··· DATA SECTION ···

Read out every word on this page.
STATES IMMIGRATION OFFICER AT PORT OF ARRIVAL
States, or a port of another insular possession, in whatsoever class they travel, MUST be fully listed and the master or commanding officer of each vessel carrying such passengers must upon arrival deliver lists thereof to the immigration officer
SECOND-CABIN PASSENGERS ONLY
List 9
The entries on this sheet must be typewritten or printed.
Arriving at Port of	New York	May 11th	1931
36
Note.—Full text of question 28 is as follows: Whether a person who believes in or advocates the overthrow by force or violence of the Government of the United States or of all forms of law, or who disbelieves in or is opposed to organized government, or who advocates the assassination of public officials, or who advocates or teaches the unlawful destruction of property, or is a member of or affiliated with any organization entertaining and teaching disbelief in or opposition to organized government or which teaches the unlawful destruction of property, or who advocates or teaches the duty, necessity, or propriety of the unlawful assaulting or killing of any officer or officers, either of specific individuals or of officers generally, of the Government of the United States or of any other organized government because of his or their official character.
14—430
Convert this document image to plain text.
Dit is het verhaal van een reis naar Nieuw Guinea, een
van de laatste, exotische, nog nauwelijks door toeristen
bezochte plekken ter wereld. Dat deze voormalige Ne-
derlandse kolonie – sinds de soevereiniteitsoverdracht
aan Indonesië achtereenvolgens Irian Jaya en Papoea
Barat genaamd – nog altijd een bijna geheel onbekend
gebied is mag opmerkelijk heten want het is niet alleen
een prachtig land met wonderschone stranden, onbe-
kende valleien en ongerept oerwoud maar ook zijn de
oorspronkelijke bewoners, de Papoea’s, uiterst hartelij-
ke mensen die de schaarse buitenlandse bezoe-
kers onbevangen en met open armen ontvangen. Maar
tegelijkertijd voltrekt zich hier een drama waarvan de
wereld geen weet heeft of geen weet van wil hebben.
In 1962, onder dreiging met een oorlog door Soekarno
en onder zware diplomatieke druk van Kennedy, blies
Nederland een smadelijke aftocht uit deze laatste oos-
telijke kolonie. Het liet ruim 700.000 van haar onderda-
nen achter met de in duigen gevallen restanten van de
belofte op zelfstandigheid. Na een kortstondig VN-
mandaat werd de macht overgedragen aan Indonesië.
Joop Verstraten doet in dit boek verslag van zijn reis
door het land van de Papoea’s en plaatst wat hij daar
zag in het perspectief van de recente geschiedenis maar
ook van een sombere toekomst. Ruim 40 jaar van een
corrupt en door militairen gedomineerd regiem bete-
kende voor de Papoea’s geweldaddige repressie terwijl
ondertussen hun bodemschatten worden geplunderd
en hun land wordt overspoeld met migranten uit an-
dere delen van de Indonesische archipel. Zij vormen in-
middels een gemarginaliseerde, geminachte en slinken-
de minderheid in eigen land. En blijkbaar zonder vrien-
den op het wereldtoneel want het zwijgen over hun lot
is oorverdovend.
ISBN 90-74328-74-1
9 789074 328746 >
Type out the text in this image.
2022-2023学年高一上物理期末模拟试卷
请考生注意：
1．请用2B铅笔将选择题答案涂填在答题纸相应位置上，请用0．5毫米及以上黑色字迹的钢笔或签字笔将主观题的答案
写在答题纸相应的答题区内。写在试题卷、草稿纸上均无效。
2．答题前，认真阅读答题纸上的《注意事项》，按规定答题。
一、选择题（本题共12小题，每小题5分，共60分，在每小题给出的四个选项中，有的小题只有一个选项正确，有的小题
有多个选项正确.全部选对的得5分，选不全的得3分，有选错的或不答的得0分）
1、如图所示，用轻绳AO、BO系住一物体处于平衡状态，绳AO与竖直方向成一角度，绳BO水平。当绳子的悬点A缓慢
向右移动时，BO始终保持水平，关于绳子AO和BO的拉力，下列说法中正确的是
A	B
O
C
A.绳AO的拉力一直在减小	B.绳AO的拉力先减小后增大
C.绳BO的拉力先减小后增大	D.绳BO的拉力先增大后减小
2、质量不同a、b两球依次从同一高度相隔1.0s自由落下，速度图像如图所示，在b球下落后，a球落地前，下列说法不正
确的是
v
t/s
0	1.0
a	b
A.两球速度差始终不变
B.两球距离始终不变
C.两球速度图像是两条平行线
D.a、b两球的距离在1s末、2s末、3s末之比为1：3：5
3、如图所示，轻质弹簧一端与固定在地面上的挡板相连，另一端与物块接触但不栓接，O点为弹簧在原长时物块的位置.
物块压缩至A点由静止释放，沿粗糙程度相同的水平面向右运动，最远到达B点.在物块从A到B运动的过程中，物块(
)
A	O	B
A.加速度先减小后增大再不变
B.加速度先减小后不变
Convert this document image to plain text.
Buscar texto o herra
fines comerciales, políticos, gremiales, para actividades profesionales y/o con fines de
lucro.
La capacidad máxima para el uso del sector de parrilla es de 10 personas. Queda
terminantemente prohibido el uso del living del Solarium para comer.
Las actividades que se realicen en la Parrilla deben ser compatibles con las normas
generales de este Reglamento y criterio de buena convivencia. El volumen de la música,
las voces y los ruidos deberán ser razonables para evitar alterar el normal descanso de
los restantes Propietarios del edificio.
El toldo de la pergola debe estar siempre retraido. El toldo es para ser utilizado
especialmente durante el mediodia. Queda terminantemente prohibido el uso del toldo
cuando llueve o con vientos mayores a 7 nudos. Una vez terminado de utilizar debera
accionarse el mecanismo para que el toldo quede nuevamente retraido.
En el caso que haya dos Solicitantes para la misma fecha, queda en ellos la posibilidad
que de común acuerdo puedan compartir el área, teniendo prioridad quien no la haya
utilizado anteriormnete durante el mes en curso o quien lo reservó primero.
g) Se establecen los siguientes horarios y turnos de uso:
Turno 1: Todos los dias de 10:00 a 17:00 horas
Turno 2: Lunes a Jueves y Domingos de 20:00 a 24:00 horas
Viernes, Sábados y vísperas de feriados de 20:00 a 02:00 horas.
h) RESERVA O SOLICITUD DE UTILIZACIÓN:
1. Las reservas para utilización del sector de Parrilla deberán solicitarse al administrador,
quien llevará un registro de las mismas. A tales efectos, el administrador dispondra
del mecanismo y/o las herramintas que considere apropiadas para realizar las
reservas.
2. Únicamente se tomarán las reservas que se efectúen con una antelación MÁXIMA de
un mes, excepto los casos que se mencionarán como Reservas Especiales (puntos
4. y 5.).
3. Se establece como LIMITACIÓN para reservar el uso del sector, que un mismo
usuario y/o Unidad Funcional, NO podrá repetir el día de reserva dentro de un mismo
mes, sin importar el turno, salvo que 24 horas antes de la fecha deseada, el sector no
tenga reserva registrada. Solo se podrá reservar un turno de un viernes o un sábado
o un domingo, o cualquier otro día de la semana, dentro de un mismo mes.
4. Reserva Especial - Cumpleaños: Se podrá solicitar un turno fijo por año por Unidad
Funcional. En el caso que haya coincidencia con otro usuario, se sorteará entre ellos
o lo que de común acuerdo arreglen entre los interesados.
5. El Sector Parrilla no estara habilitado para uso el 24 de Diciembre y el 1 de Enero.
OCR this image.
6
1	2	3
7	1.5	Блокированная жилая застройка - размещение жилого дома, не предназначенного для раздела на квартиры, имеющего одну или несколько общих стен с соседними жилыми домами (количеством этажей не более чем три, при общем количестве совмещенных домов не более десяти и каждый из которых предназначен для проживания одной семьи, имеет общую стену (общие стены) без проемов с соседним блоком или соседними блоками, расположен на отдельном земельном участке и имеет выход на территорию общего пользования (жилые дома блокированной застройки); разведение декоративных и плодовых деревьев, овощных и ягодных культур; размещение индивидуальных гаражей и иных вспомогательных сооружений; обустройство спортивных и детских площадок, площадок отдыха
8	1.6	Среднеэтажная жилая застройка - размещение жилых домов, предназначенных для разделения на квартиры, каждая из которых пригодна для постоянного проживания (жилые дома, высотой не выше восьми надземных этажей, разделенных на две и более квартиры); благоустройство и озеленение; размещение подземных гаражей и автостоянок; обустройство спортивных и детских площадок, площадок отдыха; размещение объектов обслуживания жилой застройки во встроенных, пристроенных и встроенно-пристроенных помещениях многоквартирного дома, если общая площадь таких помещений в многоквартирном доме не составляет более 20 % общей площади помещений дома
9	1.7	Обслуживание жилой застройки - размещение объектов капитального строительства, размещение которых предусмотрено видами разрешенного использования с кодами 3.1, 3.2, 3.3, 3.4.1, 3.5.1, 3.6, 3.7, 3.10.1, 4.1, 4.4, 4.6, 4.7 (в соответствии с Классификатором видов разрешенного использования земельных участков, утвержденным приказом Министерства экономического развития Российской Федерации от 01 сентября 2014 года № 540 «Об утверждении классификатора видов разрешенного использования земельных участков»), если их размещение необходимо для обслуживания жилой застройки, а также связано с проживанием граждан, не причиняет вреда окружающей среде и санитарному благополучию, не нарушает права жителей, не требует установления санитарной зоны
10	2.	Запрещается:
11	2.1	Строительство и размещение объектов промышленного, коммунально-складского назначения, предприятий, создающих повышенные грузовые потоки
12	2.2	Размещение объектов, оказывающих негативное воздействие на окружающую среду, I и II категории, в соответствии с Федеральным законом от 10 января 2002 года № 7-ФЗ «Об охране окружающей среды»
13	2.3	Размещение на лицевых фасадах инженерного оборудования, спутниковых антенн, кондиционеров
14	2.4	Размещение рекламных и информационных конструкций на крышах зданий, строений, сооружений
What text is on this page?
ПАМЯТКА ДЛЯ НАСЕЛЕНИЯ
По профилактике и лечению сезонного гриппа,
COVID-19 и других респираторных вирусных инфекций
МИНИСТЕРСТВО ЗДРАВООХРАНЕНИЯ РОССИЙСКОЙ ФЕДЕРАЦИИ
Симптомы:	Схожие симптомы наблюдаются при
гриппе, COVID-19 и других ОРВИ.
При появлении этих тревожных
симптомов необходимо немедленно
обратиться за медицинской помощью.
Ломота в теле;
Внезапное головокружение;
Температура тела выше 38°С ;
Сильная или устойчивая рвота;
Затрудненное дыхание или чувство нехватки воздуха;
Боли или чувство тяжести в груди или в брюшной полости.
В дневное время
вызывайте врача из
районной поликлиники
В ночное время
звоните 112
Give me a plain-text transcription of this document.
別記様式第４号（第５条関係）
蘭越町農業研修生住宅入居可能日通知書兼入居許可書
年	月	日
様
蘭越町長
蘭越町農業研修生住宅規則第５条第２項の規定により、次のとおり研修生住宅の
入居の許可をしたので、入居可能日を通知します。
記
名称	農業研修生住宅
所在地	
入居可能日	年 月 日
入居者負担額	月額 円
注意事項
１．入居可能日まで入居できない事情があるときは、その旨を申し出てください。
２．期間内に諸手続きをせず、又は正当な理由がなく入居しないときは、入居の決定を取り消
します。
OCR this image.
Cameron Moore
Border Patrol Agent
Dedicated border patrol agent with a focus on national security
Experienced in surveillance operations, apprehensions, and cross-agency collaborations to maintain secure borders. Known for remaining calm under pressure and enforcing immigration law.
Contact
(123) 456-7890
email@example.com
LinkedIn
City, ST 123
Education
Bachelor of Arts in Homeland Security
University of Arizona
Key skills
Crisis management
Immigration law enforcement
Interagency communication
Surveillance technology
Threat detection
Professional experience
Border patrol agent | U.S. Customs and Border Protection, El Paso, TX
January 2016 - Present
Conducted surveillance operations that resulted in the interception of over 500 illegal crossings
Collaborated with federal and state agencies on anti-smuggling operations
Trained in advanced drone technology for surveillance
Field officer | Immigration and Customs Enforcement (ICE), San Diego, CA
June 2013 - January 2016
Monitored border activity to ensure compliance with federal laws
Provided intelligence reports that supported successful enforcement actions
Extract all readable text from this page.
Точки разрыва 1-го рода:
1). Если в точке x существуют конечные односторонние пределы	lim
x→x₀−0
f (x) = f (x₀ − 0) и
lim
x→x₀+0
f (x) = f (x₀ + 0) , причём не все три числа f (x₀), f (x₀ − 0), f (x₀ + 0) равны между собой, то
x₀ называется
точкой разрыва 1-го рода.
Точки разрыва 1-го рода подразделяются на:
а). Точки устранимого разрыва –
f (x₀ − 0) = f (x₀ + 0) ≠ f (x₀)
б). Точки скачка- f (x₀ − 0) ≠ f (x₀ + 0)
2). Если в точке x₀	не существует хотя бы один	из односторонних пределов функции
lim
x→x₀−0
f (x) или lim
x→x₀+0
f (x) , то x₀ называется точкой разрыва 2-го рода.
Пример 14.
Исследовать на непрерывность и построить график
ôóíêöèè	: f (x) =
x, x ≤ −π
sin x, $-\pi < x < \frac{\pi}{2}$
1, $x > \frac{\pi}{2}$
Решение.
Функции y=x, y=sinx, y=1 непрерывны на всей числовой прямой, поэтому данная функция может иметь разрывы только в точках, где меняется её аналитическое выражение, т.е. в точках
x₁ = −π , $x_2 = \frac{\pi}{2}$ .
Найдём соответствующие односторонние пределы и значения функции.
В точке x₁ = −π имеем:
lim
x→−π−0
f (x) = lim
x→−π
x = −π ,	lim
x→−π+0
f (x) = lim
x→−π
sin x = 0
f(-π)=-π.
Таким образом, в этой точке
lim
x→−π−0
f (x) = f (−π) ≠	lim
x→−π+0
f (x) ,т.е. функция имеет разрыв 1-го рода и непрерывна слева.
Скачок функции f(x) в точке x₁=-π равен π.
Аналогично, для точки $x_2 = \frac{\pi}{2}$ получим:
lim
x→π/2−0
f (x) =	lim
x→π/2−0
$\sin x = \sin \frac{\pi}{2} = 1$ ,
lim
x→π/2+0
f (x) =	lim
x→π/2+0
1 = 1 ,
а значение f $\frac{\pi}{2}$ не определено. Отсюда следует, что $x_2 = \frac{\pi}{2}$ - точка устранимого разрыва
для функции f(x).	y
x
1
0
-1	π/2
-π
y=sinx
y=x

···

WHAT TO DO: Write out every line of the data that holds the word "застройка".

OUTPUT FOR THIS TASK:
7	1.5	Блокированная жилая застройка - размещение жилого дома, не предназначенного для раздела на квартиры, имеющего одну или несколько общих стен с соседними жилыми домами (количеством этажей не более чем три, при общем количестве совмещенных домов не более десяти и каждый из которых предназначен для проживания одной семьи, имеет общую стену (общие стены) без проемов с соседним блоком или соседними блоками, расположен на отдельном земельном участке и имеет выход на территорию общего пользования (жилые дома блокированной застройки); разведение декоративных и плодовых деревьев, овощных и ягодных культур; размещение индивидуальных гаражей и иных вспомогательных сооружений; обустройство спортивных и детских площадок, площадок отдыха
8	1.6	Среднеэтажная жилая застройка - размещение жилых домов, предназначенных для разделения на квартиры, каждая из которых пригодна для постоянного проживания (жилые дома, высотой не выше восьми надземных этажей, разделенных на две и более квартиры); благоустройство и озеленение; размещение подземных гаражей и автостоянок; обустройство спортивных и детских площадок, площадок отдыха; размещение объектов обслуживания жилой застройки во встроенных, пристроенных и встроенно-пристроенных помещениях многоквартирного дома, если общая площадь таких помещений в многоквартирном доме не составляет более 20 % общей площади помещений дома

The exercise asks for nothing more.